▶ _Source records_
________________________________________

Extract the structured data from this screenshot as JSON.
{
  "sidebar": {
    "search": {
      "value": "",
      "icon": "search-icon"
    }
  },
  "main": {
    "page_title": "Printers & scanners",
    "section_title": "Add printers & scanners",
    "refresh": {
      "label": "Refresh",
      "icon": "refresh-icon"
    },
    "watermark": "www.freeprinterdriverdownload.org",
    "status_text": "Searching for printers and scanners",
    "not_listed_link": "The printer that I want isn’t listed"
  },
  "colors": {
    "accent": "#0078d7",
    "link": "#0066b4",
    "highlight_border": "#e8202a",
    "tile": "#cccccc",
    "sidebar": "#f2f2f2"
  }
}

________________________________________

▶ _Work required_
Reproduce each record exactly as it appears.

▶ _Solution to this problem_
Extract the structured data from this screenshot as JSON.
{
  "sidebar": {
    "search": {
      "value": "",
      "icon": "search-icon"
    }
  },
  "main": {
    "page_title": "Printers & scanners",
    "section_title": "Add printers & scanners",
    "refresh": {
      "label": "Refresh",
      "icon": "refresh-icon"
    },
    "watermark": "www.freeprinterdriverdownload.org",
    "status_text": "Searching for printers and scanners",
    "not_listed_link": "The printer that I want isn’t listed"
  },
  "colors": {
    "accent": "#0078d7",
    "link": "#0066b4",
    "highlight_border": "#e8202a",
    "tile": "#cccccc",
    "sidebar": "#f2f2f2"
  }
}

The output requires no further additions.